**Exercise description**
In the following material, identify every line holding the string "photo" and return it.

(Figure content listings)
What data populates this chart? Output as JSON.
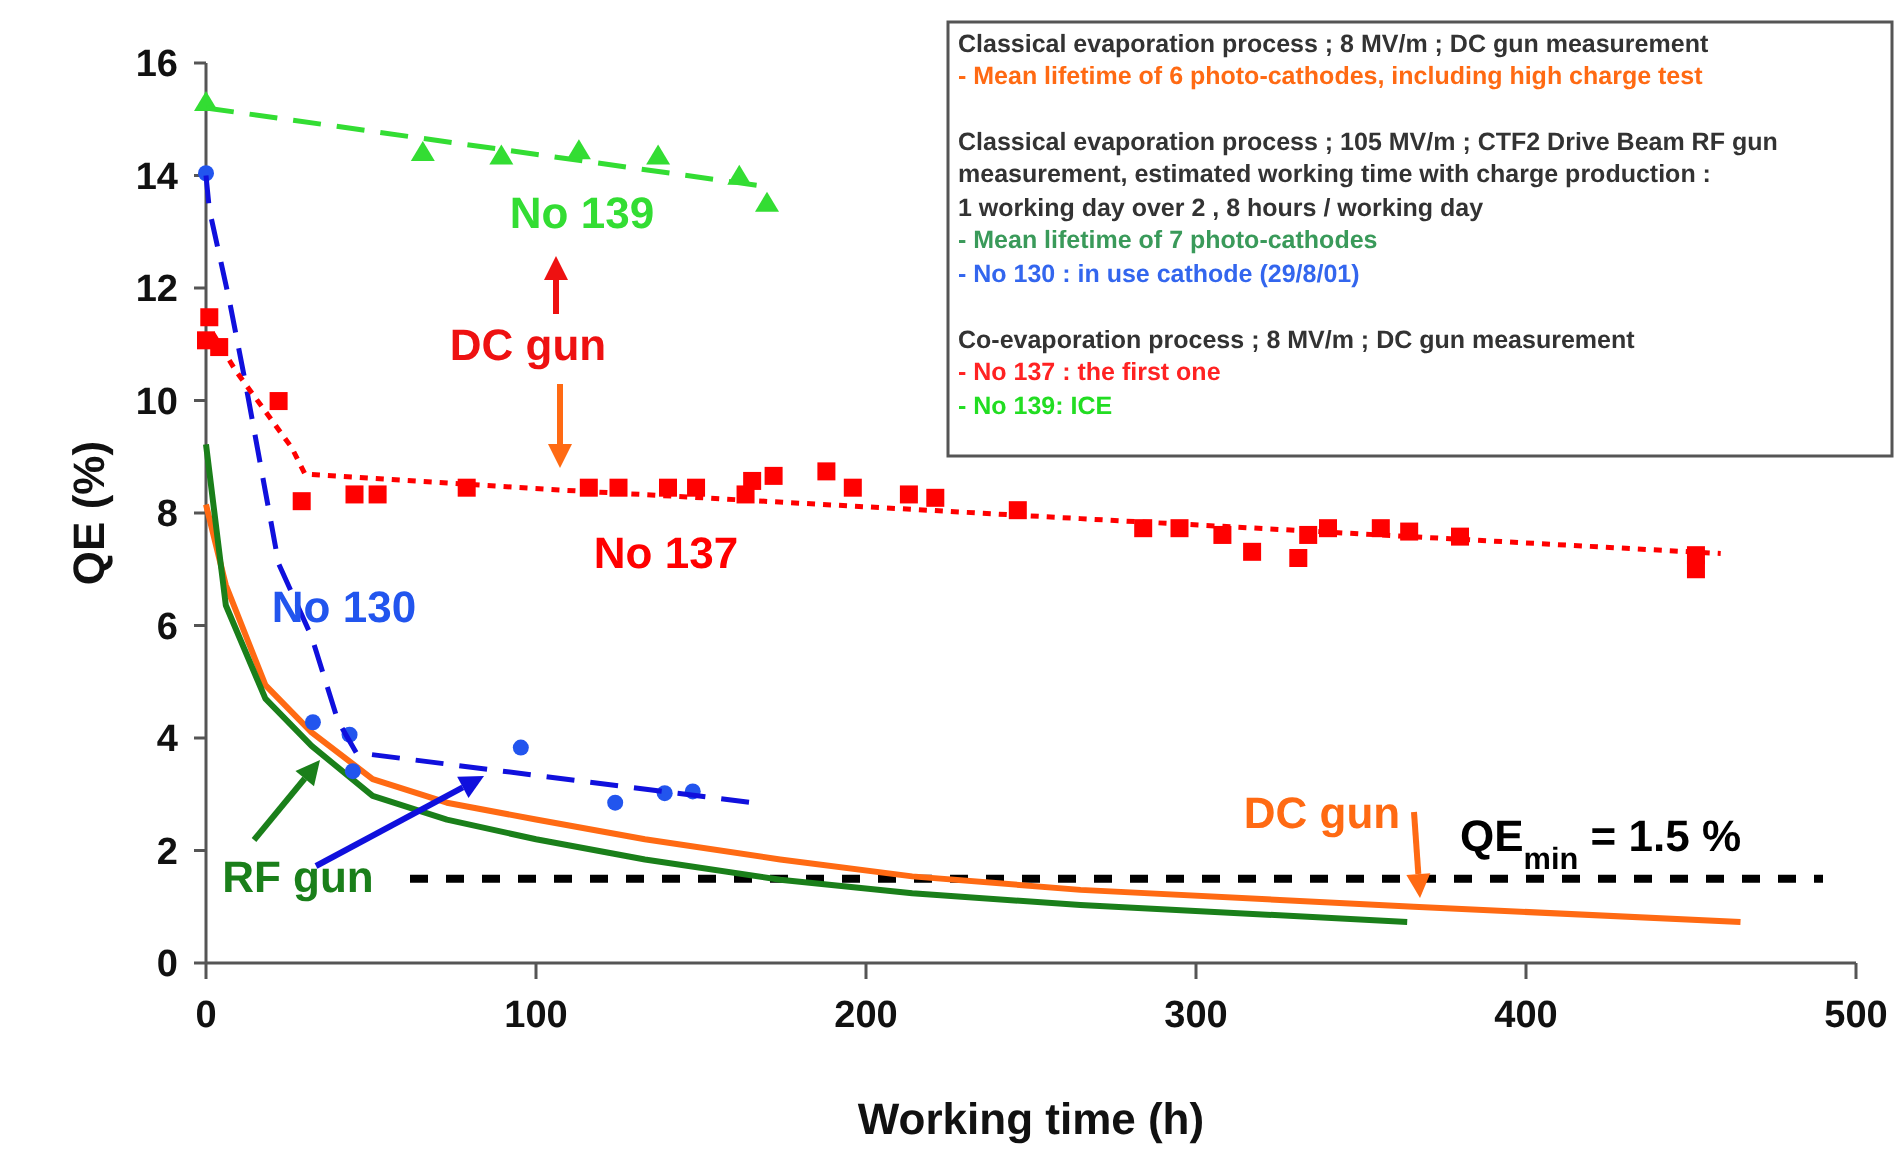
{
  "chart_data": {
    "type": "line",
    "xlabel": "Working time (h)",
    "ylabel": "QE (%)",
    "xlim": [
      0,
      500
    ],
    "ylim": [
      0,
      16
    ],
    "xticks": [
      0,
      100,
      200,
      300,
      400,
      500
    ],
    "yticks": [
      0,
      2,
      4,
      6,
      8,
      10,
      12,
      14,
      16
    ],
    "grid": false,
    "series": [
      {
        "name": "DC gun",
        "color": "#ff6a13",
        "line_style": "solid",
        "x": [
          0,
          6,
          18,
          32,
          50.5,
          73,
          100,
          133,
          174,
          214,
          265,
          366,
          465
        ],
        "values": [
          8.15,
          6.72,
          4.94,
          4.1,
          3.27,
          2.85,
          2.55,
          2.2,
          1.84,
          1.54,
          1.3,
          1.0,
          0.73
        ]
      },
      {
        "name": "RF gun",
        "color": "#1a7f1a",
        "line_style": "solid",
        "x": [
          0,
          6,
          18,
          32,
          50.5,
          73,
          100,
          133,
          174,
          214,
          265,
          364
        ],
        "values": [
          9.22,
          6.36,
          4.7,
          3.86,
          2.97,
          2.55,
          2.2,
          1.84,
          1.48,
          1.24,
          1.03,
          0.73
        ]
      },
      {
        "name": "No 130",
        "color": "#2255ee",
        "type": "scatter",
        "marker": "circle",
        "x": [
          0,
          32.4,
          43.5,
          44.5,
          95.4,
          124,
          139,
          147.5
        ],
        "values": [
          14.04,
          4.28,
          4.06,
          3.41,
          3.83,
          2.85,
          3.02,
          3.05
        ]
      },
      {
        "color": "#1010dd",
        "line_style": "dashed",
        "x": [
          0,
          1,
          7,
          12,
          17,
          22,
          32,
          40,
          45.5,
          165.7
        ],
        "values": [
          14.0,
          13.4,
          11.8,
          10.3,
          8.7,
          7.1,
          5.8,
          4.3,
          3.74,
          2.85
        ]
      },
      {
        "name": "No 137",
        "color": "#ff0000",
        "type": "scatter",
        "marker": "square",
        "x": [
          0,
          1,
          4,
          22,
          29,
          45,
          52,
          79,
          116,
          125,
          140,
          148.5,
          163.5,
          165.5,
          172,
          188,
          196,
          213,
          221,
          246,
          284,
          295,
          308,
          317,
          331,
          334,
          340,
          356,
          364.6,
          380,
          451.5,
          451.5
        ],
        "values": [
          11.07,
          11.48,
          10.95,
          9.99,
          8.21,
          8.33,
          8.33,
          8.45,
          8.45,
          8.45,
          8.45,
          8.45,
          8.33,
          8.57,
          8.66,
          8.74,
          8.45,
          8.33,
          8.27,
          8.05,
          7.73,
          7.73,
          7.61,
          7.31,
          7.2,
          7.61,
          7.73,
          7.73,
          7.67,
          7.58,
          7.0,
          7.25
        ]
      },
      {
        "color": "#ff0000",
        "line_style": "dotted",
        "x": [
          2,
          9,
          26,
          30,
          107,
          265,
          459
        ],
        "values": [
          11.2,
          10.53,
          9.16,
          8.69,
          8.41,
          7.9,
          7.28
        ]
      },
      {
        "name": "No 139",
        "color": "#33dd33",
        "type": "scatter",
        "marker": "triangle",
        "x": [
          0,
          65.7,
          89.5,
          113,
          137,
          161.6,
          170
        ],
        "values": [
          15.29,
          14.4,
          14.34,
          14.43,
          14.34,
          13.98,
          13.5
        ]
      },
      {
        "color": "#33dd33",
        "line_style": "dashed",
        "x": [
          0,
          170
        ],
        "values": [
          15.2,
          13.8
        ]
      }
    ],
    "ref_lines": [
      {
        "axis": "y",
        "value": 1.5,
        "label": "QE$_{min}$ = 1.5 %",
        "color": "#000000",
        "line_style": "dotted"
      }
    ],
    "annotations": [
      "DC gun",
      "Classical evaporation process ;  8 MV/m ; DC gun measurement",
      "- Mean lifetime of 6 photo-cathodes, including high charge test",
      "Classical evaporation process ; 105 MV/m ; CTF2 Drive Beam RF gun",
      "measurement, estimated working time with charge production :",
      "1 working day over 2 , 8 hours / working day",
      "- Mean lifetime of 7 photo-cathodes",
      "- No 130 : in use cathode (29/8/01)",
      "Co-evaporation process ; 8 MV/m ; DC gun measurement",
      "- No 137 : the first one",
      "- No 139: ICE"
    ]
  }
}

**Solution**
      "- Mean lifetime of 6 photo-cathodes, including high charge test",
      "- Mean lifetime of 7 photo-cathodes",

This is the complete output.